Dataset entries on figures
BEGIN

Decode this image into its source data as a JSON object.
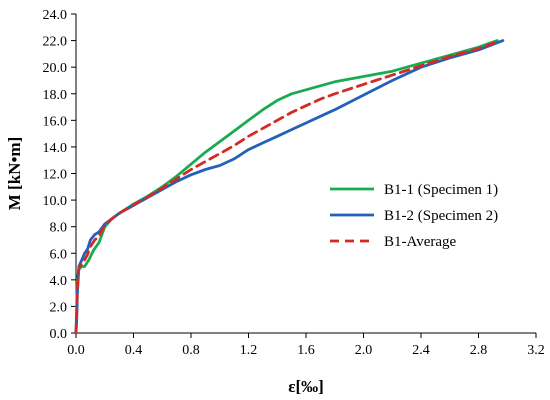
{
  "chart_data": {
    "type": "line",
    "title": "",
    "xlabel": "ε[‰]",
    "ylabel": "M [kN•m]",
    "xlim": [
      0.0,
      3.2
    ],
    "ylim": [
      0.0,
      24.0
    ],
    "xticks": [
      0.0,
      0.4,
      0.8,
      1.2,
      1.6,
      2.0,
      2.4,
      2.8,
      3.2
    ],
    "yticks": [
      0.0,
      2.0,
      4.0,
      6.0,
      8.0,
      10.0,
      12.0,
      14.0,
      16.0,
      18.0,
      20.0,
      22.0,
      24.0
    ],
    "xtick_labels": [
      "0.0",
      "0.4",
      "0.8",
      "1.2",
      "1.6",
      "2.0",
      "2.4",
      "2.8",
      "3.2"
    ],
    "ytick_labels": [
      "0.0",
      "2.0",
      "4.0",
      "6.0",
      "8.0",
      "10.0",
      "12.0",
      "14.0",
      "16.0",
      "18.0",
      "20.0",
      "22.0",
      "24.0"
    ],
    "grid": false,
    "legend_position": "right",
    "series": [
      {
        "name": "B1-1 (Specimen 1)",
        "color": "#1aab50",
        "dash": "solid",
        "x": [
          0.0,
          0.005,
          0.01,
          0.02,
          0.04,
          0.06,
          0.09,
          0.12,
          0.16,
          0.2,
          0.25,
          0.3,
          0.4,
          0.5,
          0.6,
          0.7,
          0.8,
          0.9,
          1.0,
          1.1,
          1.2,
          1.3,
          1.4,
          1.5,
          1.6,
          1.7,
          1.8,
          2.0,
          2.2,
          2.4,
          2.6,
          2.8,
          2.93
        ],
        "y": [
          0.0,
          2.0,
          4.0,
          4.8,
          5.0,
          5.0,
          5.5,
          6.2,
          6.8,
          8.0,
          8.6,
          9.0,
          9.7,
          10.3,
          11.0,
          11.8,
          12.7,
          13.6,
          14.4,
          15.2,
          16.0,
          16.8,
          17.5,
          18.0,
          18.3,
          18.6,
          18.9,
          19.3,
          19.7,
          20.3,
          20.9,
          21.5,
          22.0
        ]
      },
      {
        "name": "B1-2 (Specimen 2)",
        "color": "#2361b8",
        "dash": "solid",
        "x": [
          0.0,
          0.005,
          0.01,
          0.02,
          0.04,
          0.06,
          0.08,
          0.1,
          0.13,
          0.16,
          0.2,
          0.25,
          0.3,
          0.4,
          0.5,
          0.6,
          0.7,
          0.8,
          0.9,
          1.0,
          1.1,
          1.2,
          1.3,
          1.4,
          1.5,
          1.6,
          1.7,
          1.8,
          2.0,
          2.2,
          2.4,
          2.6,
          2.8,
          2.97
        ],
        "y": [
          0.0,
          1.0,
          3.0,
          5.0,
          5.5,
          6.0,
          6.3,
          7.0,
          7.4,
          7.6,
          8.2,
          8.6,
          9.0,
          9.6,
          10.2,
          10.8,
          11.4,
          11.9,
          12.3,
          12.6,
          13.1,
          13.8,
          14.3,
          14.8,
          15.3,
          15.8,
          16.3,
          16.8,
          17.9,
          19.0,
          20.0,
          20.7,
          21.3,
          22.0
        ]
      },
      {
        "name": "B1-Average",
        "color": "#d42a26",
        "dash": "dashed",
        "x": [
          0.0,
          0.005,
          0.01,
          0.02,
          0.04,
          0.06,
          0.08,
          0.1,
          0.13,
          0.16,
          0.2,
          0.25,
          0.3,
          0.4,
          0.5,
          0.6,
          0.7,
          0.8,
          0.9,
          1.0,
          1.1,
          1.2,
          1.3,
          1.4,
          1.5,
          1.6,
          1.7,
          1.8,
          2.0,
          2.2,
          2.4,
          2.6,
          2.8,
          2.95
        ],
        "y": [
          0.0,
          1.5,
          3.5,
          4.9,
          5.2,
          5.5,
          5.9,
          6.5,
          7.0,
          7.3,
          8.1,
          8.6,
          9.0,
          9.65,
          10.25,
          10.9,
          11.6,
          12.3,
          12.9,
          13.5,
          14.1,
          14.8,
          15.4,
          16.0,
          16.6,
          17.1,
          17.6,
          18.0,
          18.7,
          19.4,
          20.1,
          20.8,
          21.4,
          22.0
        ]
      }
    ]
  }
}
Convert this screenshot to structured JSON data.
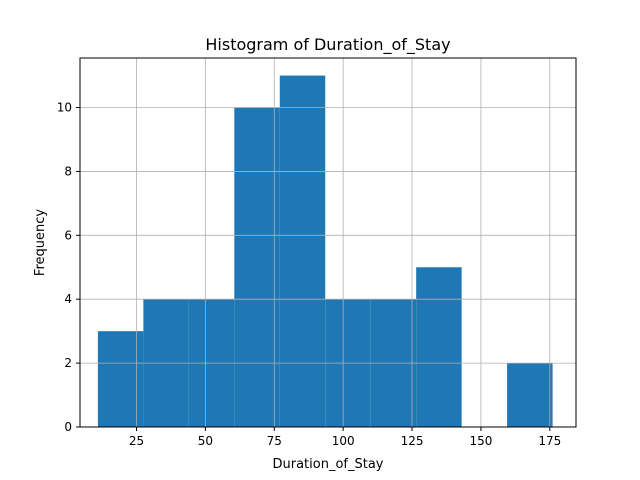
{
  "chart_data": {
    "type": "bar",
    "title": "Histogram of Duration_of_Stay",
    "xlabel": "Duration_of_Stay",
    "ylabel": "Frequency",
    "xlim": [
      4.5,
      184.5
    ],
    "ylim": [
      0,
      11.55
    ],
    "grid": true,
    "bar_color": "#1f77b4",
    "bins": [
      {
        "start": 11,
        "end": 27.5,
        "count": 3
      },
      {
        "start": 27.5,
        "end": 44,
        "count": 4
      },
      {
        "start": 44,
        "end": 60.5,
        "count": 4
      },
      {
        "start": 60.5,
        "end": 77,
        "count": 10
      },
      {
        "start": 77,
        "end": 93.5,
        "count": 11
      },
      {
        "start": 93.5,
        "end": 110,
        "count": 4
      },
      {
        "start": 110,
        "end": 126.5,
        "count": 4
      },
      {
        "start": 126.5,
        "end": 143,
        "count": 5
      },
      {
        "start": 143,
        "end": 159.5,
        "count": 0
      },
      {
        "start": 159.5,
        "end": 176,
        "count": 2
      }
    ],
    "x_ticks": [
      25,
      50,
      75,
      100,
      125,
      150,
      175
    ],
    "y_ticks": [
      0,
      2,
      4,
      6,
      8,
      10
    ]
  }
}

END
BEGIN

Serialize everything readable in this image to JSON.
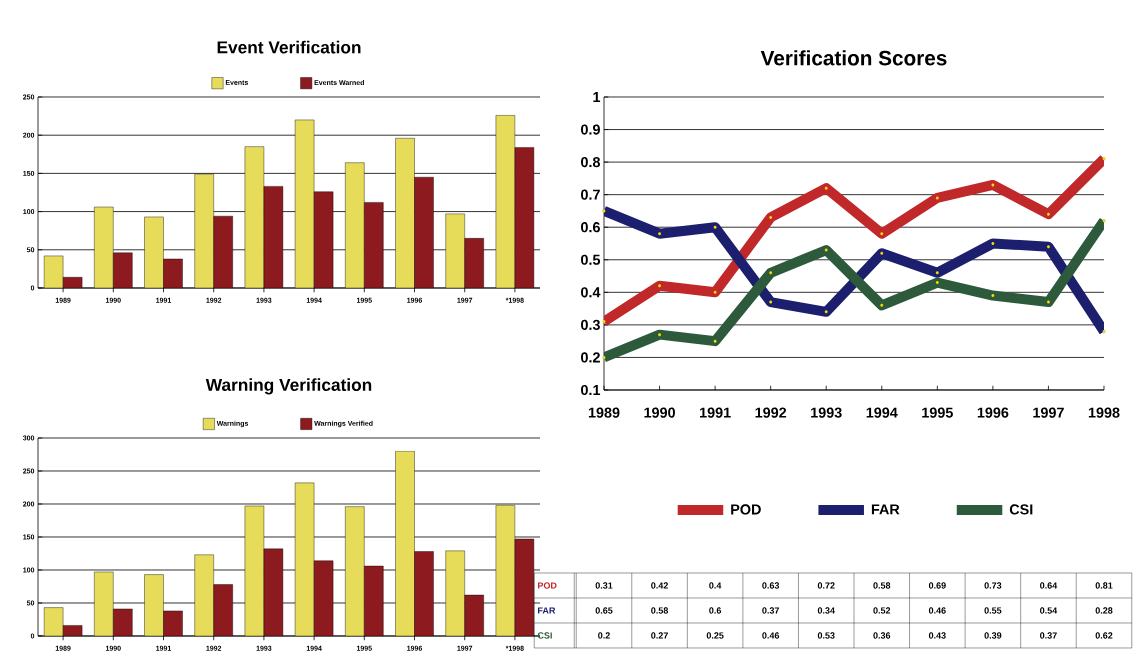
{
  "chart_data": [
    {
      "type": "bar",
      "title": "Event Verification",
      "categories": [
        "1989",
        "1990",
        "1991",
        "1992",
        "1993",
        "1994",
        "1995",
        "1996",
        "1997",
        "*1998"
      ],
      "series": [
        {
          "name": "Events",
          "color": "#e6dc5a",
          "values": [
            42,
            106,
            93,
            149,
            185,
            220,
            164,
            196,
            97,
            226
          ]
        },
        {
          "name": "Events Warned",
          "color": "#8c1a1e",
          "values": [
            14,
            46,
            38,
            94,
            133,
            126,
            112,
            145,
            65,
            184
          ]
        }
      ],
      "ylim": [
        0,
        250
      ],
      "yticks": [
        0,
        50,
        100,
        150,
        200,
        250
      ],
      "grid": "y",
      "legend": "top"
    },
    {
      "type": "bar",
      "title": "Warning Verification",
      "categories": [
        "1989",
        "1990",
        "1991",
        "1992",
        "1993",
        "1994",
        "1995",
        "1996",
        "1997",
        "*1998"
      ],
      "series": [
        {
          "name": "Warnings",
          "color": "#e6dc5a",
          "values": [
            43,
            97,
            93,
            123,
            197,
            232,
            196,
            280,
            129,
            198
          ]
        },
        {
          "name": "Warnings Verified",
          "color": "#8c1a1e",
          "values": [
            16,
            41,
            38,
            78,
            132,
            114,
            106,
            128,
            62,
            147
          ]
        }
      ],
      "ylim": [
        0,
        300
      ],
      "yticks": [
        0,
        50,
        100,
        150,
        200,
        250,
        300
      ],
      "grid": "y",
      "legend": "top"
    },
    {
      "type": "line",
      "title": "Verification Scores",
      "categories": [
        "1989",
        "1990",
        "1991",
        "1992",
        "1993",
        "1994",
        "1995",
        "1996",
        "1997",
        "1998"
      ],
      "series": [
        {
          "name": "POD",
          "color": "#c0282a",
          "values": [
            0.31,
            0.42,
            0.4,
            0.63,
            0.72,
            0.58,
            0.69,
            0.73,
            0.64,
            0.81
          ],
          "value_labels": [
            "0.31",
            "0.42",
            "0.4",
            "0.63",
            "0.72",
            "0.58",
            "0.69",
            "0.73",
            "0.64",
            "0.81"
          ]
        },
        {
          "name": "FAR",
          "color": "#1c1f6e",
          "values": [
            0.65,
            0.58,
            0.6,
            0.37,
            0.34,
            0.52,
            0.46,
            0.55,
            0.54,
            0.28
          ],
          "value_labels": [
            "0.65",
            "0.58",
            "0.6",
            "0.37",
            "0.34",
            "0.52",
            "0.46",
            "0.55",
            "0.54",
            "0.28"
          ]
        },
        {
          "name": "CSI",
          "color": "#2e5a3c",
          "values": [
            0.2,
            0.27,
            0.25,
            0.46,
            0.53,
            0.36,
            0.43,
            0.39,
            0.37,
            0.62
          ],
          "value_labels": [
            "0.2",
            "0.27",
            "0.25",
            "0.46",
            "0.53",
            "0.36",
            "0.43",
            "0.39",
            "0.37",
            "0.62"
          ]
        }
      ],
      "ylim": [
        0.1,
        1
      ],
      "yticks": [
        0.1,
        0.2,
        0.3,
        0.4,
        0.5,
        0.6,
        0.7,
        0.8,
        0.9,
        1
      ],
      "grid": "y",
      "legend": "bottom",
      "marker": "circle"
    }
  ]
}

END

== CHALLENGE ==
Using the listing above, list every line in which the string "Warnings" occurs.

== CORRECT ANSWER ==
          "name": "Warnings",
          "name": "Warnings Verified",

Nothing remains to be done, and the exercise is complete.